• Problem requirements
Turn all the lines below into a numbered list, skipping any blank ones.
──────── Task data
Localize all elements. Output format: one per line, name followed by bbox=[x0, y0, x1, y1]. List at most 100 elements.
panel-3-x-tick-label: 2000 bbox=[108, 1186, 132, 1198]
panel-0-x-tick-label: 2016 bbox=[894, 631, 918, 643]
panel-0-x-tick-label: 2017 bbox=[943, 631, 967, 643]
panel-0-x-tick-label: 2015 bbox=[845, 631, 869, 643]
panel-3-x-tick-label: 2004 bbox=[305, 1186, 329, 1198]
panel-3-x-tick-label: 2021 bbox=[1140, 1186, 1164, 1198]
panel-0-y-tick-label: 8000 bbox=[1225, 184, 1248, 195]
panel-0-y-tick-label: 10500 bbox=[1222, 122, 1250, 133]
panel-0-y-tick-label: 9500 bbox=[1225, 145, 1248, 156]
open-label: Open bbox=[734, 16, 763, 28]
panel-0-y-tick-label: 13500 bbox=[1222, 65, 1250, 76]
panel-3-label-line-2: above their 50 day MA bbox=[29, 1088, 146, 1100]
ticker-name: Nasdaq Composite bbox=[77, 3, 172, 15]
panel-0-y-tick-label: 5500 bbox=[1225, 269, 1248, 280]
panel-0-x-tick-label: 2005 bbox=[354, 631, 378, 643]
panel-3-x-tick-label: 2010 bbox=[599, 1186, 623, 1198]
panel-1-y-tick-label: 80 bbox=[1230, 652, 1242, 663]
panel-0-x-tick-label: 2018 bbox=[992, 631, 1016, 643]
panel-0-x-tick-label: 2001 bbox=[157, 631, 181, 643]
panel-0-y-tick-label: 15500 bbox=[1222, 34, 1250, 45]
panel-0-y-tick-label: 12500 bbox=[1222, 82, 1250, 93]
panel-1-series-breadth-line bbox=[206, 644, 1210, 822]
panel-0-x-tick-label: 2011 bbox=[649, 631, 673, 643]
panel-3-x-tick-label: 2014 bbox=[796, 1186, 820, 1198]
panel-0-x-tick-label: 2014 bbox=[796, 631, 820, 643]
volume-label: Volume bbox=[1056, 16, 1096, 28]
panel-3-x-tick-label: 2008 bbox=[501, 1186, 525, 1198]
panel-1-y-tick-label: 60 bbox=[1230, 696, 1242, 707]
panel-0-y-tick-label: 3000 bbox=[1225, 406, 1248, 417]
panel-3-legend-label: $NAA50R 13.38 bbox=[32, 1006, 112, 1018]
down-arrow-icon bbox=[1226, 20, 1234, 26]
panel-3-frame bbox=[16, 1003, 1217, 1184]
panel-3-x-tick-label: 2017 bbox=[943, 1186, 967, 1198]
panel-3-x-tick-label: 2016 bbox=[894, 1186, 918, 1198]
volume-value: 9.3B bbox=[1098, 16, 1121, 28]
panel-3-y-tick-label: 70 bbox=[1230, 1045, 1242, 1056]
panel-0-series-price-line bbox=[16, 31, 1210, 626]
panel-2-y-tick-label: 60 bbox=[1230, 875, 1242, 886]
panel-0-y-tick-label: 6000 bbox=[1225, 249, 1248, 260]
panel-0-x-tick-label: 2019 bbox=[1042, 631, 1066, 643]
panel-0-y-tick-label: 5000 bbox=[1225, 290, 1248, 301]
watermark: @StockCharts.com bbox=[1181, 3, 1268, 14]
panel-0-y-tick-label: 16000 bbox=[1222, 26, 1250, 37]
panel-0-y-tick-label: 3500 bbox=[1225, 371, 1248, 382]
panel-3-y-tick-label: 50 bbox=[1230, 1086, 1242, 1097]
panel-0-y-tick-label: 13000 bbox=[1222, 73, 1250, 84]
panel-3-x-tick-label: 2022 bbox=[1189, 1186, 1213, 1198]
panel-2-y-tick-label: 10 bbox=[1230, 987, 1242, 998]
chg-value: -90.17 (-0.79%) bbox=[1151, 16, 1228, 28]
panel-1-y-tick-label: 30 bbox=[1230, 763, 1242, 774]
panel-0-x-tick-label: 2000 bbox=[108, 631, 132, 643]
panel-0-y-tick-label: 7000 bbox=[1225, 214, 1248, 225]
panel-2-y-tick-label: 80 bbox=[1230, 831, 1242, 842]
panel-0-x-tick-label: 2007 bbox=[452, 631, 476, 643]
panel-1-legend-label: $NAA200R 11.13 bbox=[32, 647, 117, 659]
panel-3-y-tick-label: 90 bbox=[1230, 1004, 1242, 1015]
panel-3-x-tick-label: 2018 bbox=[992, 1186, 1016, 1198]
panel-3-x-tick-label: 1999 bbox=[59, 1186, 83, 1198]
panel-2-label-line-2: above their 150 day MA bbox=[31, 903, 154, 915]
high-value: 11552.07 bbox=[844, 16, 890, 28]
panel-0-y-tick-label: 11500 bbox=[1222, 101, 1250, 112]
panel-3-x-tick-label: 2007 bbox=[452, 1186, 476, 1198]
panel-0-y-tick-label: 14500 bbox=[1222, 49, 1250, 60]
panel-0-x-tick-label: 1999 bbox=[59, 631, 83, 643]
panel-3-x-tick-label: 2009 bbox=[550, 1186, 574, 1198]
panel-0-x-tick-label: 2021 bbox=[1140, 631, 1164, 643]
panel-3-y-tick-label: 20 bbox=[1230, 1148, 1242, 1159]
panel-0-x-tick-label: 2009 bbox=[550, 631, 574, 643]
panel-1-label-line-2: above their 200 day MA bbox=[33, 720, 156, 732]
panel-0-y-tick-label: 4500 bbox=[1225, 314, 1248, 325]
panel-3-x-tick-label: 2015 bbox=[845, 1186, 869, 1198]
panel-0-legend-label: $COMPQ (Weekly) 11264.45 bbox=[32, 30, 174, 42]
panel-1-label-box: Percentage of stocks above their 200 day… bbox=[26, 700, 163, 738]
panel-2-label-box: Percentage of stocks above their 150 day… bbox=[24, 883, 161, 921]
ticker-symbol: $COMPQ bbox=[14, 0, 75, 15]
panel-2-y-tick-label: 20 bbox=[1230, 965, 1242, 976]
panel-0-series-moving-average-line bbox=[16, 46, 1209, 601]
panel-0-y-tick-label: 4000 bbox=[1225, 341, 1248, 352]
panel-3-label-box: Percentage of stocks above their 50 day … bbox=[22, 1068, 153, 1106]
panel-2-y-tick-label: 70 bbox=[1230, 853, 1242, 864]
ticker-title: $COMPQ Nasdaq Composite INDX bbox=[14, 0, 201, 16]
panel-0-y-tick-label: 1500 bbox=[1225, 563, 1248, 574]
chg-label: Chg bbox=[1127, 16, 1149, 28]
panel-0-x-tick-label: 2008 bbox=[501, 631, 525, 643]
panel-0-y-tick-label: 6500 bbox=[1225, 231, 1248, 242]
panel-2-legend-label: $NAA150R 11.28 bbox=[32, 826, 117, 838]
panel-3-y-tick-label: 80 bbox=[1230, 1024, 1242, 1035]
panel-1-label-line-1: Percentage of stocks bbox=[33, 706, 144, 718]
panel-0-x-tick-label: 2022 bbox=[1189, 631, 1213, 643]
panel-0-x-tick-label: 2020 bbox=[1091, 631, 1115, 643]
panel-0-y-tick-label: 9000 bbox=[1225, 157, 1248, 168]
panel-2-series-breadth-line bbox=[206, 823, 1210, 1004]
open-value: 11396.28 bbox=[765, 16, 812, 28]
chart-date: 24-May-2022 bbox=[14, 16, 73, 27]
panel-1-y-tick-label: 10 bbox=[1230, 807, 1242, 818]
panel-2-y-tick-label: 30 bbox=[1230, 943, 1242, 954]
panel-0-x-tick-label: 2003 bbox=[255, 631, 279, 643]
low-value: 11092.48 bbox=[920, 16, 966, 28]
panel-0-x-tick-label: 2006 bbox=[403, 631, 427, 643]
────────────────
• Complete answer
1. Localize all elements. Output format: one per line, name followed by bbox=[x0, y0, x1, y1]. List at most 100 elements.
2. panel-3-x-tick-label: 2000 bbox=[108, 1186, 132, 1198]
3. panel-0-x-tick-label: 2016 bbox=[894, 631, 918, 643]
4. panel-0-x-tick-label: 2017 bbox=[943, 631, 967, 643]
5. panel-0-x-tick-label: 2015 bbox=[845, 631, 869, 643]
6. panel-3-x-tick-label: 2004 bbox=[305, 1186, 329, 1198]
7. panel-3-x-tick-label: 2021 bbox=[1140, 1186, 1164, 1198]
8. panel-0-y-tick-label: 8000 bbox=[1225, 184, 1248, 195]
9. panel-0-y-tick-label: 10500 bbox=[1222, 122, 1250, 133]
10. panel-0-y-tick-label: 9500 bbox=[1225, 145, 1248, 156]
11. open-label: Open bbox=[734, 16, 763, 28]
12. panel-0-y-tick-label: 13500 bbox=[1222, 65, 1250, 76]
13. panel-3-label-line-2: above their 50 day MA bbox=[29, 1088, 146, 1100]
14. ticker-name: Nasdaq Composite bbox=[77, 3, 172, 15]
15. panel-0-y-tick-label: 5500 bbox=[1225, 269, 1248, 280]
16. panel-0-x-tick-label: 2005 bbox=[354, 631, 378, 643]
17. panel-3-x-tick-label: 2010 bbox=[599, 1186, 623, 1198]
18. panel-1-y-tick-label: 80 bbox=[1230, 652, 1242, 663]
19. panel-0-x-tick-label: 2018 bbox=[992, 631, 1016, 643]
20. panel-0-x-tick-label: 2001 bbox=[157, 631, 181, 643]
21. panel-0-y-tick-label: 15500 bbox=[1222, 34, 1250, 45]
22. panel-0-y-tick-label: 12500 bbox=[1222, 82, 1250, 93]
23. panel-1-series-breadth-line bbox=[206, 644, 1210, 822]
24. panel-0-x-tick-label: 2011 bbox=[649, 631, 673, 643]
25. panel-3-x-tick-label: 2014 bbox=[796, 1186, 820, 1198]
26. panel-0-x-tick-label: 2014 bbox=[796, 631, 820, 643]
27. volume-label: Volume bbox=[1056, 16, 1096, 28]
28. panel-3-x-tick-label: 2008 bbox=[501, 1186, 525, 1198]
29. panel-1-y-tick-label: 60 bbox=[1230, 696, 1242, 707]
30. panel-0-y-tick-label: 3000 bbox=[1225, 406, 1248, 417]
31. panel-3-legend-label: $NAA50R 13.38 bbox=[32, 1006, 112, 1018]
32. down-arrow-icon bbox=[1226, 20, 1234, 26]
33. panel-3-frame bbox=[16, 1003, 1217, 1184]
34. panel-3-x-tick-label: 2017 bbox=[943, 1186, 967, 1198]
35. panel-3-x-tick-label: 2016 bbox=[894, 1186, 918, 1198]
36. volume-value: 9.3B bbox=[1098, 16, 1121, 28]
37. panel-3-y-tick-label: 70 bbox=[1230, 1045, 1242, 1056]
38. panel-0-series-price-line bbox=[16, 31, 1210, 626]
39. panel-2-y-tick-label: 60 bbox=[1230, 875, 1242, 886]
40. panel-0-y-tick-label: 6000 bbox=[1225, 249, 1248, 260]
41. panel-0-x-tick-label: 2019 bbox=[1042, 631, 1066, 643]
42. panel-0-y-tick-label: 5000 bbox=[1225, 290, 1248, 301]
43. watermark: @StockCharts.com bbox=[1181, 3, 1268, 14]
44. panel-0-y-tick-label: 16000 bbox=[1222, 26, 1250, 37]
45. panel-0-y-tick-label: 3500 bbox=[1225, 371, 1248, 382]
46. panel-3-y-tick-label: 50 bbox=[1230, 1086, 1242, 1097]
47. panel-0-y-tick-label: 13000 bbox=[1222, 73, 1250, 84]
48. panel-3-x-tick-label: 2022 bbox=[1189, 1186, 1213, 1198]
49. panel-2-y-tick-label: 10 bbox=[1230, 987, 1242, 998]
50. chg-value: -90.17 (-0.79%) bbox=[1151, 16, 1228, 28]
51. panel-1-y-tick-label: 30 bbox=[1230, 763, 1242, 774]
52. panel-0-x-tick-label: 2000 bbox=[108, 631, 132, 643]
53. panel-0-y-tick-label: 7000 bbox=[1225, 214, 1248, 225]
54. panel-2-y-tick-label: 80 bbox=[1230, 831, 1242, 842]
55. panel-0-x-tick-label: 2007 bbox=[452, 631, 476, 643]
56. panel-1-legend-label: $NAA200R 11.13 bbox=[32, 647, 117, 659]
57. panel-3-y-tick-label: 90 bbox=[1230, 1004, 1242, 1015]
58. panel-3-x-tick-label: 2018 bbox=[992, 1186, 1016, 1198]
59. panel-3-x-tick-label: 1999 bbox=[59, 1186, 83, 1198]
60. panel-2-label-line-2: above their 150 day MA bbox=[31, 903, 154, 915]
61. high-value: 11552.07 bbox=[844, 16, 890, 28]
62. panel-0-y-tick-label: 11500 bbox=[1222, 101, 1250, 112]
63. panel-3-x-tick-label: 2007 bbox=[452, 1186, 476, 1198]
64. panel-0-y-tick-label: 14500 bbox=[1222, 49, 1250, 60]
65. panel-0-x-tick-label: 1999 bbox=[59, 631, 83, 643]
66. panel-3-x-tick-label: 2009 bbox=[550, 1186, 574, 1198]
67. panel-0-x-tick-label: 2021 bbox=[1140, 631, 1164, 643]
68. panel-3-y-tick-label: 20 bbox=[1230, 1148, 1242, 1159]
69. panel-0-x-tick-label: 2009 bbox=[550, 631, 574, 643]
70. panel-1-label-line-2: above their 200 day MA bbox=[33, 720, 156, 732]
71. panel-0-y-tick-label: 4500 bbox=[1225, 314, 1248, 325]
72. panel-3-x-tick-label: 2015 bbox=[845, 1186, 869, 1198]
73. panel-0-legend-label: $COMPQ (Weekly) 11264.45 bbox=[32, 30, 174, 42]
74. panel-1-label-box: Percentage of stocks above their 200 day… bbox=[26, 700, 163, 738]
75. panel-2-label-box: Percentage of stocks above their 150 day… bbox=[24, 883, 161, 921]
76. ticker-symbol: $COMPQ bbox=[14, 0, 75, 15]
77. panel-2-y-tick-label: 20 bbox=[1230, 965, 1242, 976]
78. panel-0-series-moving-average-line bbox=[16, 46, 1209, 601]
79. panel-0-y-tick-label: 4000 bbox=[1225, 341, 1248, 352]
80. panel-3-label-box: Percentage of stocks above their 50 day … bbox=[22, 1068, 153, 1106]
81. panel-2-y-tick-label: 70 bbox=[1230, 853, 1242, 864]
82. ticker-title: $COMPQ Nasdaq Composite INDX bbox=[14, 0, 201, 16]
83. panel-0-y-tick-label: 1500 bbox=[1225, 563, 1248, 574]
84. chg-label: Chg bbox=[1127, 16, 1149, 28]
85. panel-0-x-tick-label: 2008 bbox=[501, 631, 525, 643]
86. panel-0-y-tick-label: 6500 bbox=[1225, 231, 1248, 242]
87. panel-2-legend-label: $NAA150R 11.28 bbox=[32, 826, 117, 838]
88. panel-3-y-tick-label: 80 bbox=[1230, 1024, 1242, 1035]
89. panel-1-label-line-1: Percentage of stocks bbox=[33, 706, 144, 718]
90. panel-0-x-tick-label: 2022 bbox=[1189, 631, 1213, 643]
91. panel-0-x-tick-label: 2020 bbox=[1091, 631, 1115, 643]
92. panel-0-y-tick-label: 9000 bbox=[1225, 157, 1248, 168]
93. panel-2-series-breadth-line bbox=[206, 823, 1210, 1004]
94. open-value: 11396.28 bbox=[765, 16, 812, 28]
95. chart-date: 24-May-2022 bbox=[14, 16, 73, 27]
96. panel-1-y-tick-label: 10 bbox=[1230, 807, 1242, 818]
97. panel-2-y-tick-label: 30 bbox=[1230, 943, 1242, 954]
98. panel-0-x-tick-label: 2003 bbox=[255, 631, 279, 643]
99. low-value: 11092.48 bbox=[920, 16, 966, 28]
100. panel-0-x-tick-label: 2006 bbox=[403, 631, 427, 643]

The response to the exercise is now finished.